** Begin ENTRIES SHOWN **

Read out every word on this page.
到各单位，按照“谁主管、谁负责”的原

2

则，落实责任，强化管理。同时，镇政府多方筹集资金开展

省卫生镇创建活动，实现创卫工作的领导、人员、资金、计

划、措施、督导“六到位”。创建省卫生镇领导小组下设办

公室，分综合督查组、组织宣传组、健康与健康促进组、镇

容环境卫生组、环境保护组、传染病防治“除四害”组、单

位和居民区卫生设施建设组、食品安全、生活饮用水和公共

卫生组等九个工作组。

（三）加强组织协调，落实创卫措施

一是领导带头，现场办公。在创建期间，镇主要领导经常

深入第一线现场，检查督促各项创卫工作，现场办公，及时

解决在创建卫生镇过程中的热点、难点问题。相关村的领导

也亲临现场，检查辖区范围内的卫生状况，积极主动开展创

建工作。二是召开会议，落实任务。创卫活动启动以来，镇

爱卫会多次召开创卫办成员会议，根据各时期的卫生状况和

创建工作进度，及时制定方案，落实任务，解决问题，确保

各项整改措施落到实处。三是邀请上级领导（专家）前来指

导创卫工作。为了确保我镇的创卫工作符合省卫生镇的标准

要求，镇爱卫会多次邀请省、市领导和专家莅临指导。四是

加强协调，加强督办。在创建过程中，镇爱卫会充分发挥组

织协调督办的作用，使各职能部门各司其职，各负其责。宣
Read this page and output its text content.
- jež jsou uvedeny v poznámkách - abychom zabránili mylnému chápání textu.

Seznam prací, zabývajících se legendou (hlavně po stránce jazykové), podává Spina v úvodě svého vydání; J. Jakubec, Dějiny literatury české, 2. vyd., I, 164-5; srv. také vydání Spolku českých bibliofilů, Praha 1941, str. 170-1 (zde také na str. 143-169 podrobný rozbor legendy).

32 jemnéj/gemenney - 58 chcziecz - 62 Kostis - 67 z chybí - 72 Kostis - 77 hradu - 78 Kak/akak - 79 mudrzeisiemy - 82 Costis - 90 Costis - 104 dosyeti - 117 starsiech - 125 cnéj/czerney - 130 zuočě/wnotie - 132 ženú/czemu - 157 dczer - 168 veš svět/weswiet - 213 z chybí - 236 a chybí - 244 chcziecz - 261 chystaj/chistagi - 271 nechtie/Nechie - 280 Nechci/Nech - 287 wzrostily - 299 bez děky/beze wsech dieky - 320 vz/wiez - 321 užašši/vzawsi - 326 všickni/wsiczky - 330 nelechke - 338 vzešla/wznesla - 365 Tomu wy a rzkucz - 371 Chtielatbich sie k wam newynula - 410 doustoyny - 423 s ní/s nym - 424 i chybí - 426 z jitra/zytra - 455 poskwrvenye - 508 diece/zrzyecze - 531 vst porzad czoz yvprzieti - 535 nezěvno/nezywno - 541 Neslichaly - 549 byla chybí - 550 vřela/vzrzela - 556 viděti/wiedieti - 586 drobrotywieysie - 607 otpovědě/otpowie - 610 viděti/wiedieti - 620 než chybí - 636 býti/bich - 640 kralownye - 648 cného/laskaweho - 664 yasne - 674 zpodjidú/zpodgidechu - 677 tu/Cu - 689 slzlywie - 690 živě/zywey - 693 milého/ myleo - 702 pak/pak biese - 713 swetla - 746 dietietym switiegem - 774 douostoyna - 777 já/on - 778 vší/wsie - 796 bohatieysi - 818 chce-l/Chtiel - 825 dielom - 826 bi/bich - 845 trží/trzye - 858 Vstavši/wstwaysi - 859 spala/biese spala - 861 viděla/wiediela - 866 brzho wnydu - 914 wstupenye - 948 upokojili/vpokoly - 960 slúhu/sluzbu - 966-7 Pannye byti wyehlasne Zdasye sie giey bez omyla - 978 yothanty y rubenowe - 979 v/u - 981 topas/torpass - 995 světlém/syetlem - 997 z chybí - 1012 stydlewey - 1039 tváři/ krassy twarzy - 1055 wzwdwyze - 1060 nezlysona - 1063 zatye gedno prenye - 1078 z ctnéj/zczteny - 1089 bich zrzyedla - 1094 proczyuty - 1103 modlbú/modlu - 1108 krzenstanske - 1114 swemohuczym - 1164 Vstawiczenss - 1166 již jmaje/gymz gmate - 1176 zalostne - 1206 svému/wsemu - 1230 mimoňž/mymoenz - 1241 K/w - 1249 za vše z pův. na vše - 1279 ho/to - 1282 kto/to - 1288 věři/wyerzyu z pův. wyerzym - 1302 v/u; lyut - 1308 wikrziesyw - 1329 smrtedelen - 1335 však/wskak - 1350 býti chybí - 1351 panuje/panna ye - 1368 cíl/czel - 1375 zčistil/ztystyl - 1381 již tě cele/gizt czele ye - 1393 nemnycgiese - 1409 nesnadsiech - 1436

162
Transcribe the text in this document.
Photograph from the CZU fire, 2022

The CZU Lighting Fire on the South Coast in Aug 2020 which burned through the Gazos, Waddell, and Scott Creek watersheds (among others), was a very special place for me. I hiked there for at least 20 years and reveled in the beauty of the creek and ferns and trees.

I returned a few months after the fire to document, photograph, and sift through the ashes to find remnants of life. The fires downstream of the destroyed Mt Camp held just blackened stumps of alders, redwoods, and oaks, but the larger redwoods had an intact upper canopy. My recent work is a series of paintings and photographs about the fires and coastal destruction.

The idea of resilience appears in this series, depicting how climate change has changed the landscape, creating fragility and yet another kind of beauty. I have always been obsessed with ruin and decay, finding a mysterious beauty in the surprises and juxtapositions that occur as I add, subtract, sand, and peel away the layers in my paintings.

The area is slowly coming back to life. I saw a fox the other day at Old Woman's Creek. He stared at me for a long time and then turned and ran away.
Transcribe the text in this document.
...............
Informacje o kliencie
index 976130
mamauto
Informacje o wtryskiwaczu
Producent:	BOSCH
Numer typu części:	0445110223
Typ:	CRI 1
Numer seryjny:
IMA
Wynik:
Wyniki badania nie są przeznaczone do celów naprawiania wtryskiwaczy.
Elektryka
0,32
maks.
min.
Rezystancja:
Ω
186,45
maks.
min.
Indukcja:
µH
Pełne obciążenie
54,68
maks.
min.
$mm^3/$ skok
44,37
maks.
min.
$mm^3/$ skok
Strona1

** End ENTRIES SHOWN **

(EXERCISE DIRECTIONS) Determine how many lines in the listing above hold the word "Numer", answering with the number only.

(CORRECT OUTPUT) 2